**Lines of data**
--- Begin ---
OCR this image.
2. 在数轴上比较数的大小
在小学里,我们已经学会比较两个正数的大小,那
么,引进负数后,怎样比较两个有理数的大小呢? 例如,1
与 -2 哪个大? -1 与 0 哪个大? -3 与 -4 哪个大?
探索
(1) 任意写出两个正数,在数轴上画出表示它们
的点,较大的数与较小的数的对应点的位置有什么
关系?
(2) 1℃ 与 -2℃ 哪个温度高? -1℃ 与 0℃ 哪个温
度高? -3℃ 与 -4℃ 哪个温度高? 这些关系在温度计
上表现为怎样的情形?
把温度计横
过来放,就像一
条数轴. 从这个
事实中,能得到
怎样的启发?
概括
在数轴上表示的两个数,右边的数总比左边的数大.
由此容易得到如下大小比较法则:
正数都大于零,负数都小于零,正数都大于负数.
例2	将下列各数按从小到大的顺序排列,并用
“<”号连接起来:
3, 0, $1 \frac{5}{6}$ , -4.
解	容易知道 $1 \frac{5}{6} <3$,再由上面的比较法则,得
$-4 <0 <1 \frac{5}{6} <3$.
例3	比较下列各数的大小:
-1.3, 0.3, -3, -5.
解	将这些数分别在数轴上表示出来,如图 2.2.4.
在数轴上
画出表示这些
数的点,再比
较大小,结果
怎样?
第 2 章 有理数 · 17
--- End ---
From the records above, how many lines include the word "frac"? Only the number is wanted.

**Result of this exercise**
3